(Exercise instructions): Find each line in the data below that contains the word "الإقامة" and copy it out in full. Case counts, so copy only the lines where the letters match.

(Records supplied):
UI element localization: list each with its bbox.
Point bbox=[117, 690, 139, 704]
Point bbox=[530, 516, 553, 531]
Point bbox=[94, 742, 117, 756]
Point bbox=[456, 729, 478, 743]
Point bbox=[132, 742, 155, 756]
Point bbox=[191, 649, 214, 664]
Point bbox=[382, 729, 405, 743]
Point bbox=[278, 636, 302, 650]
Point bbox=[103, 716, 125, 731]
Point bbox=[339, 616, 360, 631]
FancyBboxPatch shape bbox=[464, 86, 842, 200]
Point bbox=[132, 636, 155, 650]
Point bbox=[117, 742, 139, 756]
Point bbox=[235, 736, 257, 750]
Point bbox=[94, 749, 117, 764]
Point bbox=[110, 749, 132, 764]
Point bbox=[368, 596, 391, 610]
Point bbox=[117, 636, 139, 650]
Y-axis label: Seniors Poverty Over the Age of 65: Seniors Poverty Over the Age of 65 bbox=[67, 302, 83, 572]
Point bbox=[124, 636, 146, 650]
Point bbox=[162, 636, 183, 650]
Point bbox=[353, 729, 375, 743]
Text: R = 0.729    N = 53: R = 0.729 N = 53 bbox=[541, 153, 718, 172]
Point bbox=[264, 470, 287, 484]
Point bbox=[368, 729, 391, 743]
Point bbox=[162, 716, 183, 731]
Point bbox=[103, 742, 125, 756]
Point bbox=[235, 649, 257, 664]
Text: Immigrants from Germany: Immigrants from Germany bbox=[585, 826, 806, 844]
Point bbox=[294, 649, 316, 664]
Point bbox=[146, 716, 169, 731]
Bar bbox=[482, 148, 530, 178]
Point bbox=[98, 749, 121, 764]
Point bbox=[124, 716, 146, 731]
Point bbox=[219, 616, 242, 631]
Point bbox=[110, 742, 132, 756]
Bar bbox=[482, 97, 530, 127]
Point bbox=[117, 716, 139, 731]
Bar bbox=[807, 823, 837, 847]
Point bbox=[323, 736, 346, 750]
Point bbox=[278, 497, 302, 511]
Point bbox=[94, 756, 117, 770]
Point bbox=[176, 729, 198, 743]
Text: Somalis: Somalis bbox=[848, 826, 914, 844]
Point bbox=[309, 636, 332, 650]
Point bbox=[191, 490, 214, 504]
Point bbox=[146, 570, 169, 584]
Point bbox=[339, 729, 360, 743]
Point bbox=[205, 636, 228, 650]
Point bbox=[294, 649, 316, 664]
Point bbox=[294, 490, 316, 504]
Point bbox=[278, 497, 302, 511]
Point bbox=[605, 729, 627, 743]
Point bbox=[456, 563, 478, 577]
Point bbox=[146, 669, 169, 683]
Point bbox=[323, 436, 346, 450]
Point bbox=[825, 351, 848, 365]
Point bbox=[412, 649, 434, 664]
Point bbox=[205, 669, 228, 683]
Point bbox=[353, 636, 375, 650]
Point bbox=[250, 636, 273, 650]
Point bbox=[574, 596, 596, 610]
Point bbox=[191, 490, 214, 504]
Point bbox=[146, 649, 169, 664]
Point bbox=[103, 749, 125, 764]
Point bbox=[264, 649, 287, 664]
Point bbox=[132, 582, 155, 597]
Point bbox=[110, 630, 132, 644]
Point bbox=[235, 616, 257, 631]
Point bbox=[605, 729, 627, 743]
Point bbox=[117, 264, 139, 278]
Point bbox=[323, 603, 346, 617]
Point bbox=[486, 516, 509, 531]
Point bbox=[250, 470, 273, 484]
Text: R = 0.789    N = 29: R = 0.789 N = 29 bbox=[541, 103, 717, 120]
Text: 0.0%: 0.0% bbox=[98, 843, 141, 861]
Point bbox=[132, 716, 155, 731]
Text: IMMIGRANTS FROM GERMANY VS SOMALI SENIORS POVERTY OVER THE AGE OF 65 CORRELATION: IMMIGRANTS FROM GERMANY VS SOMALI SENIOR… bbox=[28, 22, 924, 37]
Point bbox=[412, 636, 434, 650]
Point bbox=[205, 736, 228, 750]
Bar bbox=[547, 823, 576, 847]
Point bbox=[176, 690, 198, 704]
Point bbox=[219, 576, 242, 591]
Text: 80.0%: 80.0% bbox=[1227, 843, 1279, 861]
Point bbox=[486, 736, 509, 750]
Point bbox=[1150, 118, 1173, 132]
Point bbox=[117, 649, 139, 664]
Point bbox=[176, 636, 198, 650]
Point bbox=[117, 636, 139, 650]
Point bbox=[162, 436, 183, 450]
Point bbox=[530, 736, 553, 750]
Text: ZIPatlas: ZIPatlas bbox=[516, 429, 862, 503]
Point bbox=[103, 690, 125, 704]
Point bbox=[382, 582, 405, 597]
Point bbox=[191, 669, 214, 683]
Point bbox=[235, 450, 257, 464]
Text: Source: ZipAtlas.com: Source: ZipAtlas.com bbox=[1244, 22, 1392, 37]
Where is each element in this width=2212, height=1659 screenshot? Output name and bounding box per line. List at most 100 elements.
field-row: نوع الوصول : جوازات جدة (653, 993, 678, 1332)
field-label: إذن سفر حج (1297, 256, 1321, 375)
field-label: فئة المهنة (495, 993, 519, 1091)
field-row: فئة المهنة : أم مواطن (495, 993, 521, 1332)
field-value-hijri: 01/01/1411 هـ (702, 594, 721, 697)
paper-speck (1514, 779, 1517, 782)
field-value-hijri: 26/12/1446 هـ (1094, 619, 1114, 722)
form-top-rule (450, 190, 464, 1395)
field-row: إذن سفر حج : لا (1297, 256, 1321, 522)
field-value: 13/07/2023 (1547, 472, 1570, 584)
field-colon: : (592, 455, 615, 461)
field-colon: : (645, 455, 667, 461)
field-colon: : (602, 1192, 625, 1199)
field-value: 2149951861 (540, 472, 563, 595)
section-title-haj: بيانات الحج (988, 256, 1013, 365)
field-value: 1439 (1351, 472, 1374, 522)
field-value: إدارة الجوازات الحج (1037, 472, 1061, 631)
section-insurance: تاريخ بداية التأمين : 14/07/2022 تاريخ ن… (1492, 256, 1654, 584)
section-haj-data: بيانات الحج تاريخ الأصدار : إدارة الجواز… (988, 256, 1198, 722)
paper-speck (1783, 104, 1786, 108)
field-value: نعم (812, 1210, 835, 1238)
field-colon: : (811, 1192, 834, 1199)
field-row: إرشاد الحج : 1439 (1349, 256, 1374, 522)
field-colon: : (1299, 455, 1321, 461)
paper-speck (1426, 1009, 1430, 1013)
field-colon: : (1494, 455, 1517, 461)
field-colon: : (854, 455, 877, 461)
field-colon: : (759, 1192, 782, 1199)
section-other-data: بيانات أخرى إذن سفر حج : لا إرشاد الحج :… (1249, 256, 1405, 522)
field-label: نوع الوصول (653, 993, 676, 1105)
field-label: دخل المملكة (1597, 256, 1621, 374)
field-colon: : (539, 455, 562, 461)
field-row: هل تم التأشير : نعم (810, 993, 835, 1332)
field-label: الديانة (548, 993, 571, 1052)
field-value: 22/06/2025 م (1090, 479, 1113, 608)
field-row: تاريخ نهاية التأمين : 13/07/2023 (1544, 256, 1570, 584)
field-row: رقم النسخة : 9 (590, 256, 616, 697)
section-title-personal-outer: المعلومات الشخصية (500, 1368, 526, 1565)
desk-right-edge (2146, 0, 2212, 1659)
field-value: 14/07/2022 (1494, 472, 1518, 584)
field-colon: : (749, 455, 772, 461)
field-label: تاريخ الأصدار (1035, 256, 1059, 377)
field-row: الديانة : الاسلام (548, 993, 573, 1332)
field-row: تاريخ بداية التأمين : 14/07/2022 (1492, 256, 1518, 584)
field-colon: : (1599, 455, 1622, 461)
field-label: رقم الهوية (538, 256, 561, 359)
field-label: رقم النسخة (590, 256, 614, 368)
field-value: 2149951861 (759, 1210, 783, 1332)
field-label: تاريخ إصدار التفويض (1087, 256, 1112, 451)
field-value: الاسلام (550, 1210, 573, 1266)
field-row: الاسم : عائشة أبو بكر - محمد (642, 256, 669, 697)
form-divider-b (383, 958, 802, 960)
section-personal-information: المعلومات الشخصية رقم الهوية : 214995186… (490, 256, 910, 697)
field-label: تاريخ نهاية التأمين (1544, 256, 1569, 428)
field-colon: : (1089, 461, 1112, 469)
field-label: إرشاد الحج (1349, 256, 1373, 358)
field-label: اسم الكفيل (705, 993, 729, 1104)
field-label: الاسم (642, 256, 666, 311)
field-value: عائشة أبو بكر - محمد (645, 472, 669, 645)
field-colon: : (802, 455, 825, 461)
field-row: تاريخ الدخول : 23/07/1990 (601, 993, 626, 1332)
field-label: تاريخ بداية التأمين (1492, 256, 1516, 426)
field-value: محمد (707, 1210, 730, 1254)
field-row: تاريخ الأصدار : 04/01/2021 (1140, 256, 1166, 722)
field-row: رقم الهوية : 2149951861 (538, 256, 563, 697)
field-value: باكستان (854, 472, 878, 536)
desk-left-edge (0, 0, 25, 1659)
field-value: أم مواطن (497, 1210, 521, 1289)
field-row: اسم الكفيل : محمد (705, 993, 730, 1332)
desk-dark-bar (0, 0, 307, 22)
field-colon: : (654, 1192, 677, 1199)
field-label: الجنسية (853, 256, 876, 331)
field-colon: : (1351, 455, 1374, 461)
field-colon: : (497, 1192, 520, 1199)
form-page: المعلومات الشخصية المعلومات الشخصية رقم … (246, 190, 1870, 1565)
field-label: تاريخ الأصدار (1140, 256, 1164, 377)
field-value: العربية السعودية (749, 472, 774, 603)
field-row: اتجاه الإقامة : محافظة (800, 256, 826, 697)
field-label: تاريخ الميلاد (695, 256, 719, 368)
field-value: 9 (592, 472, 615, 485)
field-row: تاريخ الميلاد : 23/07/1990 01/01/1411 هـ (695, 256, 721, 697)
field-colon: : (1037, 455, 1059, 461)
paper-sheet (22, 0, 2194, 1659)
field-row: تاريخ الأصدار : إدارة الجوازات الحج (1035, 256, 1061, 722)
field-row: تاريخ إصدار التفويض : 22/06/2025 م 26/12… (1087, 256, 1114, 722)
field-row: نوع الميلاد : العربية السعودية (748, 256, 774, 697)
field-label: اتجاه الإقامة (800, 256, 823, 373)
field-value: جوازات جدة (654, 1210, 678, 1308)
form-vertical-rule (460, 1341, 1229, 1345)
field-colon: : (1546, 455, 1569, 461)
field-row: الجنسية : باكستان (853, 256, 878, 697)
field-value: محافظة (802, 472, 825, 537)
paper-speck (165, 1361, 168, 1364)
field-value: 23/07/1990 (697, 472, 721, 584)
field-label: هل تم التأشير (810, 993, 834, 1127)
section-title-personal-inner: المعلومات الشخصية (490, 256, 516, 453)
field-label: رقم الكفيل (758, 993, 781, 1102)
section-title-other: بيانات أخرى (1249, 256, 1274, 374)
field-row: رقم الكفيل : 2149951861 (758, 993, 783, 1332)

(Reply):
field-row: اتجاه الإقامة : محافظة (800, 256, 826, 697)
field-label: اتجاه الإقامة (800, 256, 823, 373)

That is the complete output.